=== EXERCISE GOAL ===
Reproduce every line of the listing below verbatim, leaving out any pictures.

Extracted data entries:
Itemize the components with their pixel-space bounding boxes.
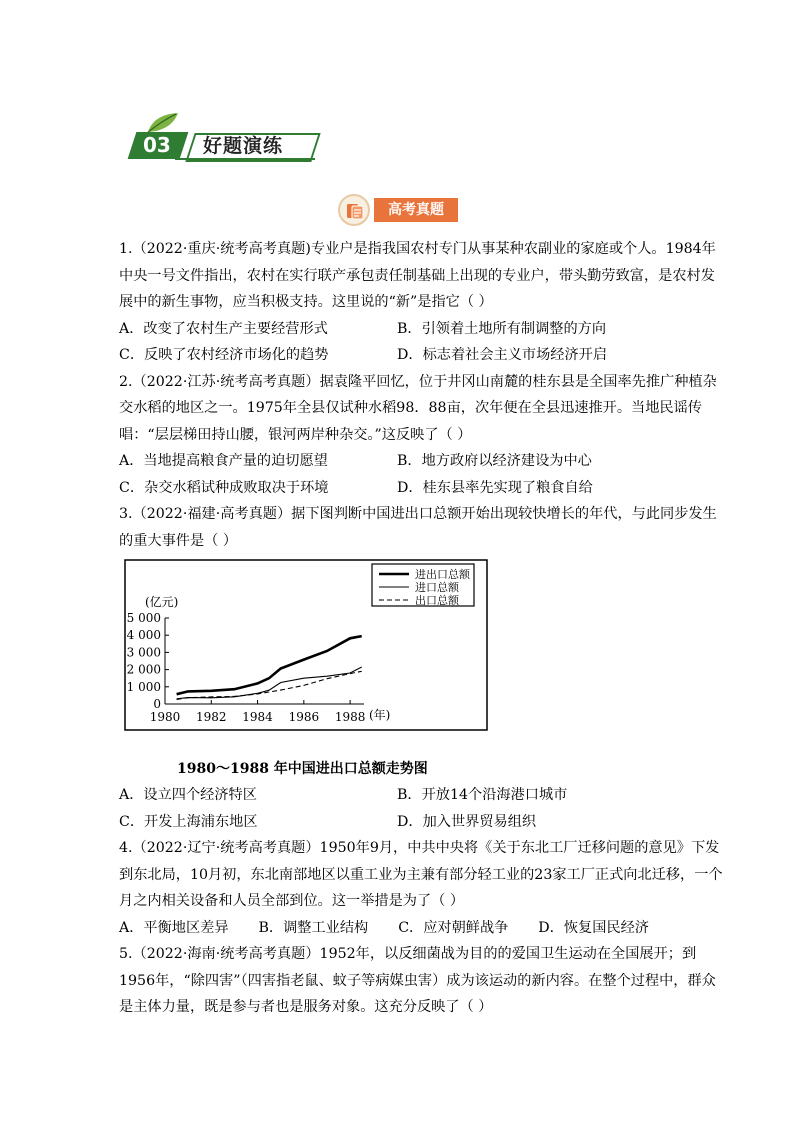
y-tick-label: 1 000 [126, 679, 161, 694]
question-2-options [119, 448, 724, 501]
option-c[interactable]: C．应对朝鲜战争 [398, 919, 509, 936]
y-tick-label: 5 000 [126, 611, 161, 625]
option-b[interactable]: B．调整工业结构 [258, 919, 369, 936]
question-5-stem: 5.（2022·海南·统考高考真题）1952年，以反细菌战为目的的爱国卫生运动在全国展开；到1956年，“除四害”（四害指老鼠、蚊子等病媒虫害）成为该运动的新内容。在整个过程中，群众是主体力量，既是参与者也是服务对象。这充分反映了（ ） [119, 946, 716, 1015]
x-tick-label: 1986 [288, 710, 320, 724]
option-a[interactable]: A．当地提高粮食产量的迫切愿望 [119, 453, 328, 469]
section-banner [130, 112, 320, 162]
series-line-1 [177, 636, 362, 694]
y-tick-label: 2 000 [126, 662, 161, 677]
subhead [338, 194, 460, 226]
question-3-options [119, 782, 724, 835]
banner-number: 03 [143, 133, 171, 157]
y-tick-label: 3 000 [126, 645, 161, 660]
question-4-stem: 4.（2022·辽宁·统考高考真题）1950年9月，中共中央将《关于东北工厂迁移问题的意见》下发到东北局，10月初，东北南部地区以重工业为主兼有部分轻工业的23家工厂正式向北迁移，一个月之内相关设备和人员全部到位。这一举措是为了（ ） [119, 840, 723, 909]
chart-svg [119, 558, 499, 758]
option-c[interactable]: C．开发上海浦东地区 [119, 813, 258, 830]
y-tick-label: 0 [153, 697, 161, 711]
question-2-stem: 2.（2022·江苏·统考高考真题）据袁隆平回忆，位于井冈山南麓的桂东县是全国率先推广种植杂交水稻的地区之一。1975年全县仅试种水稻98．88亩，次年便在全县迅速推开。当地民谣传唱：“层层梯田持山腰，银河两岸种杂交。”这反映了（ ） [119, 373, 717, 443]
trade-chart [119, 554, 724, 782]
y-tick-label: 4 000 [126, 628, 161, 643]
x-tick-label: 1984 [242, 710, 273, 724]
chart-title: 1980～1988 年中国进出口总额走势图 [177, 761, 428, 777]
document-icon [338, 194, 370, 226]
series-line-2 [177, 667, 362, 699]
legend-label-1: 进出口总额 [415, 568, 470, 581]
question-3-stem: 3.（2022·福建·高考真题）据下图判断中国进出口总额开始出现较快增长的年代，与此同步发生的重大事件是（ ） [119, 506, 717, 549]
option-a[interactable]: A．设立四个经济特区 [119, 787, 257, 803]
banner-title: 好题演练 [203, 135, 284, 157]
question-1-options [119, 316, 724, 369]
option-b[interactable]: B．引领着土地所有制调整的方向 [397, 320, 607, 337]
question-1-stem: 1.（2022·重庆·统考高考真题)专业户是指我国农村专门从事某种农副业的家庭或个人。1984年中央一号文件指出，农村在实行联产承包责任制基础上出现的专业户，带头勤劳致富，是农村发展中的新生事物，应当积极支持。这里说的“新”是指它（ ） [119, 241, 716, 310]
subhead-label: 高考真题 [374, 198, 458, 222]
option-d[interactable]: D．标志着社会主义市场经济开启 [397, 347, 608, 363]
option-d[interactable]: D．恢复国民经济 [538, 919, 649, 936]
banner-underline [175, 158, 315, 160]
x-axis-label: (年) [369, 708, 391, 722]
x-tick-label: 1988 [334, 710, 366, 724]
option-a[interactable]: A．平衡地区差异 [119, 919, 229, 936]
legend-label-2: 进口总额 [415, 581, 459, 594]
option-c[interactable]: C．杂交水稻试种成败取决于环境 [119, 479, 329, 496]
option-a[interactable]: A．改变了农村生产主要经营形式 [119, 320, 328, 337]
x-tick-label: 1982 [196, 710, 227, 724]
option-b[interactable]: B．开放14个沿海港口城市 [397, 787, 568, 803]
option-c[interactable]: C．反映了农村经济市场化的趋势 [119, 347, 329, 363]
option-d[interactable]: D．桂东县率先实现了粮食自给 [397, 479, 593, 496]
legend-label-3: 出口总额 [415, 594, 459, 607]
y-axis-label: (亿元) [145, 595, 179, 609]
leaf-icon [146, 112, 180, 134]
question-list [119, 236, 724, 1021]
option-b[interactable]: B．地方政府以经济建设为中心 [397, 453, 592, 469]
option-d[interactable]: D．加入世界贸易组织 [397, 813, 537, 830]
x-tick-label: 1980 [149, 710, 181, 724]
question-4-options [119, 915, 649, 942]
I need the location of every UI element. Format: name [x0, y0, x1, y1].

=== COMPLETE OUTPUT ===
Itemize the components with their pixel-space bounding boxes.
y-tick-label: 1 000 [126, 679, 161, 694]
question-2-options [119, 448, 724, 501]
option-c[interactable]: C．应对朝鲜战争 [398, 919, 509, 936]
y-tick-label: 5 000 [126, 611, 161, 625]
option-b[interactable]: B．调整工业结构 [258, 919, 369, 936]
question-5-stem: 5.（2022·海南·统考高考真题）1952年，以反细菌战为目的的爱国卫生运动在全国展开；到1956年，“除四害”（四害指老鼠、蚊子等病媒虫害）成为该运动的新内容。在整个过程中，群众是主体力量，既是参与者也是服务对象。这充分反映了（ ） [119, 946, 716, 1015]
x-tick-label: 1986 [288, 710, 320, 724]
option-a[interactable]: A．当地提高粮食产量的迫切愿望 [119, 453, 328, 469]
section-banner [130, 112, 320, 162]
series-line-1 [177, 636, 362, 694]
y-tick-label: 2 000 [126, 662, 161, 677]
subhead [338, 194, 460, 226]
question-3-options [119, 782, 724, 835]
banner-number: 03 [143, 133, 171, 157]
y-tick-label: 3 000 [126, 645, 161, 660]
question-4-stem: 4.（2022·辽宁·统考高考真题）1950年9月，中共中央将《关于东北工厂迁移问题的意见》下发到东北局，10月初，东北南部地区以重工业为主兼有部分轻工业的23家工厂正式向北迁移，一个月之内相关设备和人员全部到位。这一举措是为了（ ） [119, 840, 723, 909]
chart-svg [119, 558, 499, 758]
option-c[interactable]: C．开发上海浦东地区 [119, 813, 258, 830]
y-tick-label: 0 [153, 697, 161, 711]
question-2-stem: 2.（2022·江苏·统考高考真题）据袁隆平回忆，位于井冈山南麓的桂东县是全国率先推广种植杂交水稻的地区之一。1975年全县仅试种水稻98．88亩，次年便在全县迅速推开。当地民谣传唱：“层层梯田持山腰，银河两岸种杂交。”这反映了（ ） [119, 373, 717, 443]
trade-chart [119, 554, 724, 782]
y-tick-label: 4 000 [126, 628, 161, 643]
x-tick-label: 1984 [242, 710, 273, 724]
chart-title: 1980～1988 年中国进出口总额走势图 [177, 761, 428, 777]
document-icon [338, 194, 370, 226]
series-line-2 [177, 667, 362, 699]
legend-label-1: 进出口总额 [415, 568, 470, 581]
question-3-stem: 3.（2022·福建·高考真题）据下图判断中国进出口总额开始出现较快增长的年代，与此同步发生的重大事件是（ ） [119, 506, 717, 549]
option-a[interactable]: A．设立四个经济特区 [119, 787, 257, 803]
banner-title: 好题演练 [203, 135, 284, 157]
question-1-options [119, 316, 724, 369]
option-b[interactable]: B．引领着土地所有制调整的方向 [397, 320, 607, 337]
question-1-stem: 1.（2022·重庆·统考高考真题)专业户是指我国农村专门从事某种农副业的家庭或个人。1984年中央一号文件指出，农村在实行联产承包责任制基础上出现的专业户，带头勤劳致富，是农村发展中的新生事物，应当积极支持。这里说的“新”是指它（ ） [119, 241, 716, 310]
subhead-label: 高考真题 [374, 198, 458, 222]
option-d[interactable]: D．标志着社会主义市场经济开启 [397, 347, 608, 363]
option-d[interactable]: D．恢复国民经济 [538, 919, 649, 936]
banner-underline [175, 158, 315, 160]
x-axis-label: (年) [369, 708, 391, 722]
x-tick-label: 1988 [334, 710, 366, 724]
option-a[interactable]: A．平衡地区差异 [119, 919, 229, 936]
legend-label-2: 进口总额 [415, 581, 459, 594]
option-c[interactable]: C．杂交水稻试种成败取决于环境 [119, 479, 329, 496]
option-a[interactable]: A．改变了农村生产主要经营形式 [119, 320, 328, 337]
x-tick-label: 1982 [196, 710, 227, 724]
option-b[interactable]: B．开放14个沿海港口城市 [397, 787, 568, 803]
option-c[interactable]: C．反映了农村经济市场化的趋势 [119, 347, 329, 363]
option-d[interactable]: D．桂东县率先实现了粮食自给 [397, 479, 593, 496]
legend-label-3: 出口总额 [415, 594, 459, 607]
y-axis-label: (亿元) [145, 595, 179, 609]
leaf-icon [146, 112, 180, 134]
question-list [119, 236, 724, 1021]
option-b[interactable]: B．地方政府以经济建设为中心 [397, 453, 592, 469]
option-d[interactable]: D．加入世界贸易组织 [397, 813, 537, 830]
x-tick-label: 1980 [149, 710, 181, 724]
question-4-options [119, 915, 649, 942]
I need the location of every UI element. Format: name [x0, y0, x1, y1].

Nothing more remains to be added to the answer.